TASK DESCRIPTION:
Select every line below containing the word "Energy".

RECORDS FOR THIS EXERCISE:

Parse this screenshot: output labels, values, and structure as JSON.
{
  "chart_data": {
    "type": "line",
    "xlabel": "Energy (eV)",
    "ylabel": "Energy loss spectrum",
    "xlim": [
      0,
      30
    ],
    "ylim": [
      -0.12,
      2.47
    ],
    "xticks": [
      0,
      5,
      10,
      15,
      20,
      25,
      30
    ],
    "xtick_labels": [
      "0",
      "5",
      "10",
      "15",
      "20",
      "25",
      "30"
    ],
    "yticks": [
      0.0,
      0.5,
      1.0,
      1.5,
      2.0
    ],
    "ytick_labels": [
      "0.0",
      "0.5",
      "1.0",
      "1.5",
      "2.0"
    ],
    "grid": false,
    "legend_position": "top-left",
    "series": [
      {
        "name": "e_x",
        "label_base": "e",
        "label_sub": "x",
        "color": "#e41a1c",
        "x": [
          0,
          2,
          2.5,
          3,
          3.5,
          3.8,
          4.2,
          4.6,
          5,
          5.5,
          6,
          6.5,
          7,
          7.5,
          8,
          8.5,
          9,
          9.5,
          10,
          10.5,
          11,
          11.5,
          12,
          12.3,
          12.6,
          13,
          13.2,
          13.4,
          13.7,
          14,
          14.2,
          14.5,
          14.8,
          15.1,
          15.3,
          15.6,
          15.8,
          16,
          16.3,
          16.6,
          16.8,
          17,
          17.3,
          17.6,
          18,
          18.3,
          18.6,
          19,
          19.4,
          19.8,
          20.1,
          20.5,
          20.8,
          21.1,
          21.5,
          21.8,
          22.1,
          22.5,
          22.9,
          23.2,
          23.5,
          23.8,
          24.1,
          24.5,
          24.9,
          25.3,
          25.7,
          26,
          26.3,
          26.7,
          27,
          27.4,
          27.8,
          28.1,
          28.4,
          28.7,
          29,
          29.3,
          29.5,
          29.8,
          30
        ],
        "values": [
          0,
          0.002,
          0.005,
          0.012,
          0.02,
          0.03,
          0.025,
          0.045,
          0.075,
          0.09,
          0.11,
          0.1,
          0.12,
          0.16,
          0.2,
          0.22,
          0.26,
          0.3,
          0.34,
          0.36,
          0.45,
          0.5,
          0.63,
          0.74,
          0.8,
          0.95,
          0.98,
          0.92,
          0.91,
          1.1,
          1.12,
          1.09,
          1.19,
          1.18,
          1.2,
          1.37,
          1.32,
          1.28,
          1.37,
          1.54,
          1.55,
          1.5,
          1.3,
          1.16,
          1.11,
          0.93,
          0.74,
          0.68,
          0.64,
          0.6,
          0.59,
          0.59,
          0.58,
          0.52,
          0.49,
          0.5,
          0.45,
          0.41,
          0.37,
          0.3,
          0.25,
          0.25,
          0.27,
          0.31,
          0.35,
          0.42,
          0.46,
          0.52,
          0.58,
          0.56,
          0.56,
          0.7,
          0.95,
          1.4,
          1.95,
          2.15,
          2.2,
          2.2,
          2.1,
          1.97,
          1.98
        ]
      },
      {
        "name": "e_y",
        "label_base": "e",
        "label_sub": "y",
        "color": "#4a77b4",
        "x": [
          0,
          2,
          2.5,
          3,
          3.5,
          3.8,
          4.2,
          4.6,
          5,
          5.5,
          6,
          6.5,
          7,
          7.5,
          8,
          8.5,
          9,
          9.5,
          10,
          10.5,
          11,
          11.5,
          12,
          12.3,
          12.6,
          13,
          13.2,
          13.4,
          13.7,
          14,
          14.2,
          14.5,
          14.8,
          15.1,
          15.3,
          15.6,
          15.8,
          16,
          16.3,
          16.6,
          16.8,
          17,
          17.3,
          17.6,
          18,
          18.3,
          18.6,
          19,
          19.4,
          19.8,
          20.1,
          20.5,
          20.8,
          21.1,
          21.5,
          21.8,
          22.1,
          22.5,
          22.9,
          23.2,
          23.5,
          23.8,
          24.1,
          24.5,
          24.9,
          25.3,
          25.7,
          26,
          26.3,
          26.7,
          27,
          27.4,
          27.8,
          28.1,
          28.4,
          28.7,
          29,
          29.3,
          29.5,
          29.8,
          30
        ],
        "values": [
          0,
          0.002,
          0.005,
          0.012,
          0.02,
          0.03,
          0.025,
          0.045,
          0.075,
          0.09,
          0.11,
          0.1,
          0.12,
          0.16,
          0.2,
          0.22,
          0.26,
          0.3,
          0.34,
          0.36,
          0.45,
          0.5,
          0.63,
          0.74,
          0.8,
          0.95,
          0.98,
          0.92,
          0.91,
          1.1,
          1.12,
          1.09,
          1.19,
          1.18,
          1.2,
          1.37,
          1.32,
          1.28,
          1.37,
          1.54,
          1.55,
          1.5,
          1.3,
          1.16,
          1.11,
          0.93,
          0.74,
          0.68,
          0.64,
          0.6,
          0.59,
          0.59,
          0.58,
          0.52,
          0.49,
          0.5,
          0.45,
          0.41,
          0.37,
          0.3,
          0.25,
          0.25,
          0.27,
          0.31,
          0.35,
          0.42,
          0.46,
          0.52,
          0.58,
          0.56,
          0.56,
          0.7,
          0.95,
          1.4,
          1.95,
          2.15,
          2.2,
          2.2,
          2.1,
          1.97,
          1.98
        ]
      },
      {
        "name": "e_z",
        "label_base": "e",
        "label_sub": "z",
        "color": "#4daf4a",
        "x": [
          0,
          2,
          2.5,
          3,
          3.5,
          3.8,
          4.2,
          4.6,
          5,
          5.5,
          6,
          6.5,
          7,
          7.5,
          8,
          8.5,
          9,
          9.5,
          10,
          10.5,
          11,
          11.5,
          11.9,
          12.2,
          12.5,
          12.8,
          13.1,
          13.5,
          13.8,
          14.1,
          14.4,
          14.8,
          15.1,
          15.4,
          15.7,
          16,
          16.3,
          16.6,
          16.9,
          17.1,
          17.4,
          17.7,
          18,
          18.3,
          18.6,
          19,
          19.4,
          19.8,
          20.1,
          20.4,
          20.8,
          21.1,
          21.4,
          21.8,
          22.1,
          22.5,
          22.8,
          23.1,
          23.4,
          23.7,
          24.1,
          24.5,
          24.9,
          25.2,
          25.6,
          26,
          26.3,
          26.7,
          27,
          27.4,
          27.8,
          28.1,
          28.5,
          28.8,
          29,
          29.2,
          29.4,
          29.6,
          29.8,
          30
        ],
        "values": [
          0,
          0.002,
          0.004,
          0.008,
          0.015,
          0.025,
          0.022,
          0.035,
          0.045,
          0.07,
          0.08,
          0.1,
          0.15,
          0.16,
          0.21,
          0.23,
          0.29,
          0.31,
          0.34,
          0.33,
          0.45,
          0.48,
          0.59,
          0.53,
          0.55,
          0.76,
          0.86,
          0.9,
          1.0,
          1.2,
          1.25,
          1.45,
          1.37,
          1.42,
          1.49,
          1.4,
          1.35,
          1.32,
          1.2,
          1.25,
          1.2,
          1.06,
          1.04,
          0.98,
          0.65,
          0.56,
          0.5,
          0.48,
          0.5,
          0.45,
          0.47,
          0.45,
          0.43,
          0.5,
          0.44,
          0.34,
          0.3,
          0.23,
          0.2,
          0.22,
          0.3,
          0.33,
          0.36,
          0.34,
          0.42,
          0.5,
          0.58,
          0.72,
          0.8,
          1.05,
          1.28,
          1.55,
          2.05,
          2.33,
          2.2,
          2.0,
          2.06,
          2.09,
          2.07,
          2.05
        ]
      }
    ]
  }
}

EXERCISE SOLUTION:
    "xlabel": "Energy (eV)",
    "ylabel": "Energy loss spectrum",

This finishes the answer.